Data records:

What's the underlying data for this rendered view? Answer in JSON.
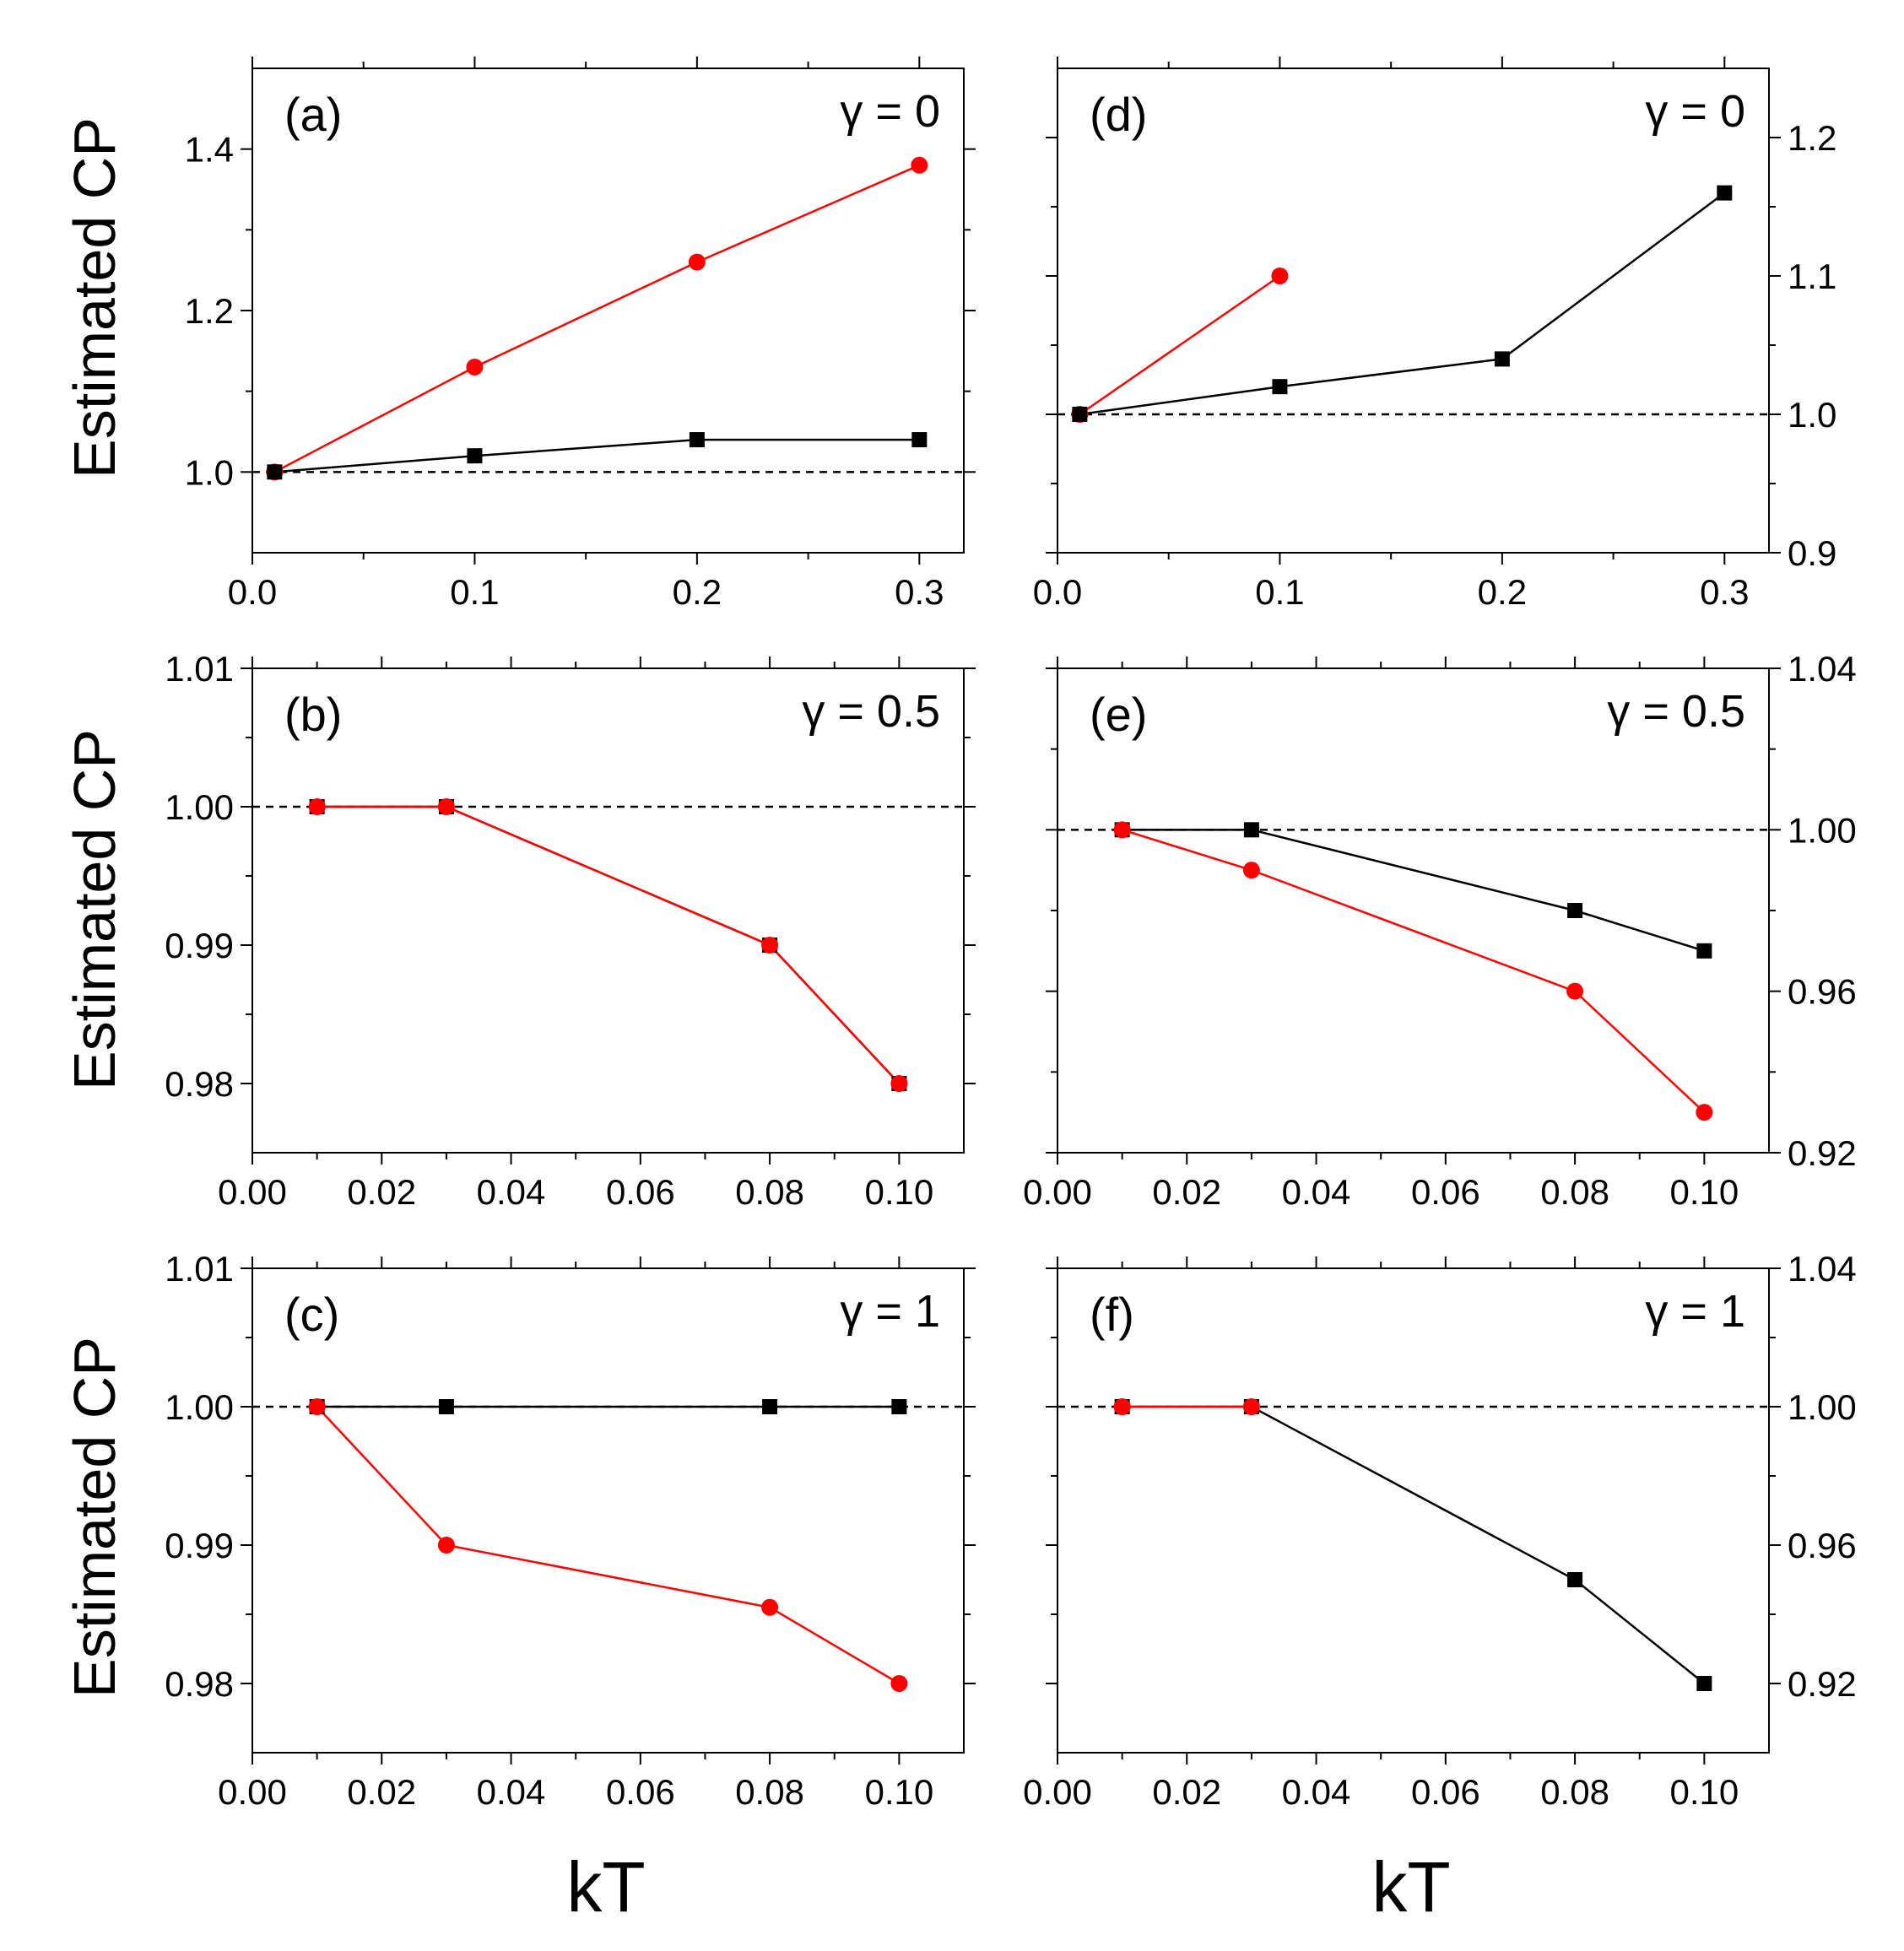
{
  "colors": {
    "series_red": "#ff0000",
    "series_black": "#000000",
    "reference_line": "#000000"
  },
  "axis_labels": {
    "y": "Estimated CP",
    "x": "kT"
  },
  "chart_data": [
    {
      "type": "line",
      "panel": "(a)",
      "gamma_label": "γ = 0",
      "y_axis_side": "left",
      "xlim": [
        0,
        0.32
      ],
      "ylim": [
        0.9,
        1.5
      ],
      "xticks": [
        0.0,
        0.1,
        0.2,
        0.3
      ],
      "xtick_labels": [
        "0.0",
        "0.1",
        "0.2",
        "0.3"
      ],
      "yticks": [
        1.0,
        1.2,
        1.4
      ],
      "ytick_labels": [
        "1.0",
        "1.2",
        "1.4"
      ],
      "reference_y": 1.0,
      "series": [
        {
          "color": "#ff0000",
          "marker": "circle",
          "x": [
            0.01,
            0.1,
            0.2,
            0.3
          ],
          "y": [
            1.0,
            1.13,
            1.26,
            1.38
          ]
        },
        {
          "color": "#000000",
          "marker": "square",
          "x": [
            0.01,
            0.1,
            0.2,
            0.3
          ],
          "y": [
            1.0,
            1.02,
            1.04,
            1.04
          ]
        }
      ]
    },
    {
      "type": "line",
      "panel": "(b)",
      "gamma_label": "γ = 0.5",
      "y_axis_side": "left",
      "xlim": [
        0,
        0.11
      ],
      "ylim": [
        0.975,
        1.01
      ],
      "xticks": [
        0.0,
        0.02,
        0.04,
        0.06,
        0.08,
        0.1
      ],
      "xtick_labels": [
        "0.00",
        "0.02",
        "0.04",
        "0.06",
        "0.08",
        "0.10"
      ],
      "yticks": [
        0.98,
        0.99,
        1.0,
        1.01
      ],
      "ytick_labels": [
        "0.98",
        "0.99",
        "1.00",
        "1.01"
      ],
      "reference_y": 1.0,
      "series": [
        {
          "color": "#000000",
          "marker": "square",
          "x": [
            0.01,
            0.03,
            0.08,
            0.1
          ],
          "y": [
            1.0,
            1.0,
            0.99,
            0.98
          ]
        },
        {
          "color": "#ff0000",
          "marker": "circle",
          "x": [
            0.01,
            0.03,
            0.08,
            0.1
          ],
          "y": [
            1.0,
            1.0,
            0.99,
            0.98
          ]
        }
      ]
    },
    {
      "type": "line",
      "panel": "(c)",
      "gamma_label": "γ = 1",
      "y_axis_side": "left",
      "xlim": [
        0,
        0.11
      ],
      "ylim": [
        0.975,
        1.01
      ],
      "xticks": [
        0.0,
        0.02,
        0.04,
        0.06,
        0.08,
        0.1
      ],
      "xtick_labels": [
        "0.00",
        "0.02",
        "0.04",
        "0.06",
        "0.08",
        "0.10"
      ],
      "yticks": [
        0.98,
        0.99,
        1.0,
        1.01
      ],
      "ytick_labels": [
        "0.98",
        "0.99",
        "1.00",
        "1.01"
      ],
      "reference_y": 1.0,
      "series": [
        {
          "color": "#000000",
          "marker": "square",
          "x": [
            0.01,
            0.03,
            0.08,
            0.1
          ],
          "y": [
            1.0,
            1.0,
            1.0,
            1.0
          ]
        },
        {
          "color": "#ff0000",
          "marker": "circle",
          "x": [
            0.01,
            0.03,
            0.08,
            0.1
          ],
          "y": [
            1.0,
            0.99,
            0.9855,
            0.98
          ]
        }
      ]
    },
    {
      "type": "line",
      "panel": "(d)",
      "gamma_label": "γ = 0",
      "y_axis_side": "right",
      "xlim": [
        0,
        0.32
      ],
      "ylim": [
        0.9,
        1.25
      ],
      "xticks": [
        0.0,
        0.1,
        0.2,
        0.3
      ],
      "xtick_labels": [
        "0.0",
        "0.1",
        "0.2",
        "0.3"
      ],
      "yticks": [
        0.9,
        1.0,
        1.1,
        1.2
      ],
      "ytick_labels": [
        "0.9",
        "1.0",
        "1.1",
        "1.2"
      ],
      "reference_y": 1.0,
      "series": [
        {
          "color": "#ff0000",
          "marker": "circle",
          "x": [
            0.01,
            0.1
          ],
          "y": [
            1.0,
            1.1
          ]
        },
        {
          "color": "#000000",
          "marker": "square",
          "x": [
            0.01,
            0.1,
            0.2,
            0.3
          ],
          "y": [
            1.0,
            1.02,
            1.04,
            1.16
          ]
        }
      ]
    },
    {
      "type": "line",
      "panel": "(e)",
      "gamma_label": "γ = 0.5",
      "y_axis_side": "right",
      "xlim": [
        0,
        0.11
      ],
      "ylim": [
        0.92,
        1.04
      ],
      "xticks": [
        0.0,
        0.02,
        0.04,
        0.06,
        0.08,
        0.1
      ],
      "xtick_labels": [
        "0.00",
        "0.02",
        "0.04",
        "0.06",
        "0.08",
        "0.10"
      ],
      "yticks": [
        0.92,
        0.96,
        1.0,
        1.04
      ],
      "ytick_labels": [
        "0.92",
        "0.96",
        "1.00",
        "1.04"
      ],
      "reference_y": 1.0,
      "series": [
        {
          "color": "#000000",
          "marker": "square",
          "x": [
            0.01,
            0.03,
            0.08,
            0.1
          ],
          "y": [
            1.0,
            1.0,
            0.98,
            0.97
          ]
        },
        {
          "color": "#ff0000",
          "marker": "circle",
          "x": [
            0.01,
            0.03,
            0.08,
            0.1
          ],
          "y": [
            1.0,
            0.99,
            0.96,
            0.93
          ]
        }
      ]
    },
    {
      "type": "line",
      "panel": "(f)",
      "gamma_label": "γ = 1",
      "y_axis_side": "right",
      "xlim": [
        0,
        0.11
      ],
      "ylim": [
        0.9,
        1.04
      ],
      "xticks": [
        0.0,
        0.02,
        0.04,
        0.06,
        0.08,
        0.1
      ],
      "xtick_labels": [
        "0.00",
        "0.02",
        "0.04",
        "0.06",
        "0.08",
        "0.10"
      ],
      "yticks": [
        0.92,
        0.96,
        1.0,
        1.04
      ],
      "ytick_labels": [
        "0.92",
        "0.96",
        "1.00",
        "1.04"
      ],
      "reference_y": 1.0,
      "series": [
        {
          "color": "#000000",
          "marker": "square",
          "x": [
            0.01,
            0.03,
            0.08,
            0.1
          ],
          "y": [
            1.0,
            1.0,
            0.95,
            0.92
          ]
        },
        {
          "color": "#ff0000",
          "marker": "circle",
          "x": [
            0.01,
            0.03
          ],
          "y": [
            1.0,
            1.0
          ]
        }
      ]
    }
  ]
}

==

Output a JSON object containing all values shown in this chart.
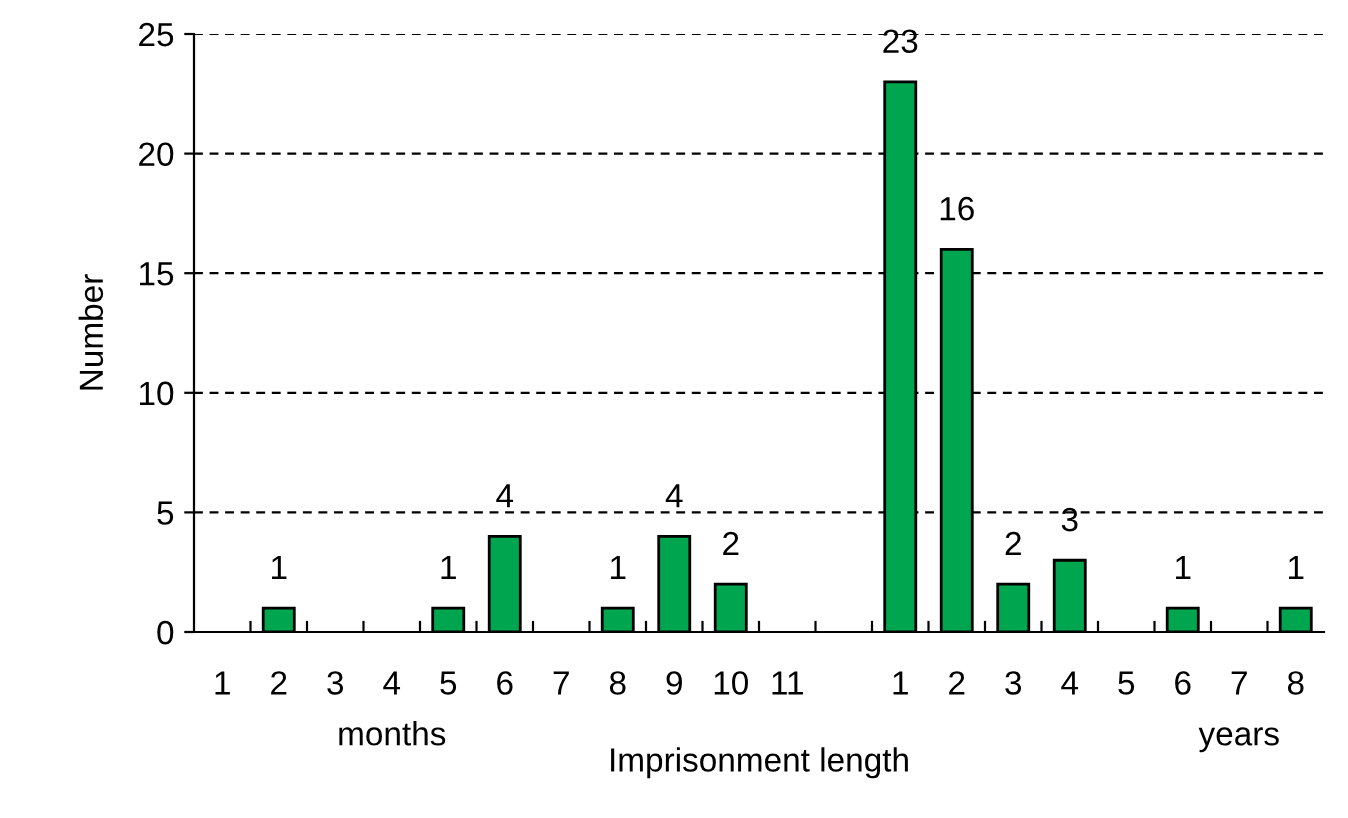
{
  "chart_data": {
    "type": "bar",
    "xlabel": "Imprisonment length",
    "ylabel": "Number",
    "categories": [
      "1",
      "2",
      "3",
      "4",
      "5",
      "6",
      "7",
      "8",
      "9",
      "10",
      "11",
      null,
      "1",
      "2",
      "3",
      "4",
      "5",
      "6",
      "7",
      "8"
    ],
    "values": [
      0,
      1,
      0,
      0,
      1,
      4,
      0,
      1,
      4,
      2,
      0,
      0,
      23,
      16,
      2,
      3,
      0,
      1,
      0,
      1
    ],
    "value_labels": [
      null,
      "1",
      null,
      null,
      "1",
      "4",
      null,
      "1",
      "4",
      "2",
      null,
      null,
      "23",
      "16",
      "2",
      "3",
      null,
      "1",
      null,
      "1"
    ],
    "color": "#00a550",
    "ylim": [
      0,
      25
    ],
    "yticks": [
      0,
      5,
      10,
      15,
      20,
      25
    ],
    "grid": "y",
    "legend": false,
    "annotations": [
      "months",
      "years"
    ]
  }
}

Task details: Read the data above. Pull out each line in which the string "panel" appears.

Worked solution:
      "panel": "(a)",
      "panel": "(b)",
      "panel": "(c)",
      "panel": "(d)",
      "panel": "(e)",
      "panel": "(f)",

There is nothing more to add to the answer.